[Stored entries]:
####################

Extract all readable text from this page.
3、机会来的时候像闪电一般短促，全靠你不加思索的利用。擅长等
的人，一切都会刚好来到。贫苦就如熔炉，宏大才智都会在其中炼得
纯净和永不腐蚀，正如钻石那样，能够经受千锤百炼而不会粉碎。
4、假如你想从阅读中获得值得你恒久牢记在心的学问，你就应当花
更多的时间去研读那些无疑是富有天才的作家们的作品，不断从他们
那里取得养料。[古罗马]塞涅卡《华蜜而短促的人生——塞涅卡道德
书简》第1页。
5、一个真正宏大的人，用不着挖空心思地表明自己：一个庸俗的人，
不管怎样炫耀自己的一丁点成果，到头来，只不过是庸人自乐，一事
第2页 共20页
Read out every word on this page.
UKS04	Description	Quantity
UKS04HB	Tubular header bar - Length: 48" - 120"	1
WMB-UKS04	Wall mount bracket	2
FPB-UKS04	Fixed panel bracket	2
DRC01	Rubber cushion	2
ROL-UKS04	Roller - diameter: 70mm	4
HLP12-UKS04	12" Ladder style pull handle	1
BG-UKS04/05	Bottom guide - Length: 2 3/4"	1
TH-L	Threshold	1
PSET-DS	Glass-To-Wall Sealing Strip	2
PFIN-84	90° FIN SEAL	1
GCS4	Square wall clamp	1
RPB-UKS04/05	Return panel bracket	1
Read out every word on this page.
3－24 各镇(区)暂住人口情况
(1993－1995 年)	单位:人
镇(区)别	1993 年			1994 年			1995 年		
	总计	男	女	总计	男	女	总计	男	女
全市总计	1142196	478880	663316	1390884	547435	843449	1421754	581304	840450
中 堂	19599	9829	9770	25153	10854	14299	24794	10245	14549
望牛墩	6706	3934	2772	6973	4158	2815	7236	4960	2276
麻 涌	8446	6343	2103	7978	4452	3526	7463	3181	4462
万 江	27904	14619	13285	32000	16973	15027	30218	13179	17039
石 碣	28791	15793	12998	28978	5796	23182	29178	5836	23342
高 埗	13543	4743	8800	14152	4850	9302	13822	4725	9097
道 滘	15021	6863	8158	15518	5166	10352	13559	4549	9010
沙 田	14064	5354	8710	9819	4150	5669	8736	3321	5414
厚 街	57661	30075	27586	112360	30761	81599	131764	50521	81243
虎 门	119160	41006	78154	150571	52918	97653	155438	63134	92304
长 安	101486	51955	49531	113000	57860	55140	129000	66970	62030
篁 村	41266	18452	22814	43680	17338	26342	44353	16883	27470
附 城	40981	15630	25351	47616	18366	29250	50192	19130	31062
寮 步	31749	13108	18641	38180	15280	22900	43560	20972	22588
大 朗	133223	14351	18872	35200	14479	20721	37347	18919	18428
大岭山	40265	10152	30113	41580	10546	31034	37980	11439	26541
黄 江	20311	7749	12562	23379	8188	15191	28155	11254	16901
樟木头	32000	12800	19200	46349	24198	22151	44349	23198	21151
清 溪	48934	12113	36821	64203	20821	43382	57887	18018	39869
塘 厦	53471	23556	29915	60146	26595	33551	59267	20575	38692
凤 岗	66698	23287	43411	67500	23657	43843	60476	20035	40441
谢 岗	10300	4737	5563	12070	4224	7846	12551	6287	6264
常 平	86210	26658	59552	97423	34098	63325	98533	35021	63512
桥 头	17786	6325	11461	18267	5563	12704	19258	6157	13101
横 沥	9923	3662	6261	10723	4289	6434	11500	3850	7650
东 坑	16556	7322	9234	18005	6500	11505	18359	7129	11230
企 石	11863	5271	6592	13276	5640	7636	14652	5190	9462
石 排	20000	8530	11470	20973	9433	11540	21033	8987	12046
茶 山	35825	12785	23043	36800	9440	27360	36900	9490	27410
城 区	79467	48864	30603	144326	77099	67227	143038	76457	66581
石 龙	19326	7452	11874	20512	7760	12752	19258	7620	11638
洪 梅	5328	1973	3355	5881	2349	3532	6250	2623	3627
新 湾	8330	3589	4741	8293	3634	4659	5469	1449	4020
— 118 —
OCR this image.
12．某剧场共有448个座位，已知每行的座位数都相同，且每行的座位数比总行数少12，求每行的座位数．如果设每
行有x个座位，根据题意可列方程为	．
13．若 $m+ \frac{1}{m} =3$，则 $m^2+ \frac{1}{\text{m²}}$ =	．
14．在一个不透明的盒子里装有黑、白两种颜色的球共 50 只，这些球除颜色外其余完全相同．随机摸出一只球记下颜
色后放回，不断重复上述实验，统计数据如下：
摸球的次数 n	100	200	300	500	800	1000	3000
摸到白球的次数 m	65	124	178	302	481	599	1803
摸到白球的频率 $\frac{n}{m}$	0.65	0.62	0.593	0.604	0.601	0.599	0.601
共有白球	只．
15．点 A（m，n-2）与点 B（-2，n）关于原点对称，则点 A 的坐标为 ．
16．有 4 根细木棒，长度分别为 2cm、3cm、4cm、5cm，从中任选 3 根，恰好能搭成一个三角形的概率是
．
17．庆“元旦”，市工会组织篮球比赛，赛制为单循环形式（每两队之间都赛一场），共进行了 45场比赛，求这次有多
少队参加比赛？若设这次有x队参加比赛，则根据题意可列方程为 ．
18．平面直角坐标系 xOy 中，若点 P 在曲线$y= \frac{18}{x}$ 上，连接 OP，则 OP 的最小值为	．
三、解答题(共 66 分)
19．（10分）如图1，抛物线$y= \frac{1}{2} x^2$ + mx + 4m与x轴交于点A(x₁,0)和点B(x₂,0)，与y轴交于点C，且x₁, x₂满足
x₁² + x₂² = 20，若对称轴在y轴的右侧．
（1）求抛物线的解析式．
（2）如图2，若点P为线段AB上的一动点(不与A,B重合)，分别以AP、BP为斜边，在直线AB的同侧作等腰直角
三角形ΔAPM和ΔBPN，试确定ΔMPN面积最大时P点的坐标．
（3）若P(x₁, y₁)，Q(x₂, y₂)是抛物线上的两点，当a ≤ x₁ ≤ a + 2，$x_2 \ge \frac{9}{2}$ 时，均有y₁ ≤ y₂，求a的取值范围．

####################

[To do]: Review the preceding data and report every line that includes the string "this".

[Exercise answer]:
Extract all readable text from this page.
Read out every word on this page.
Read out every word on this page.
OCR this image.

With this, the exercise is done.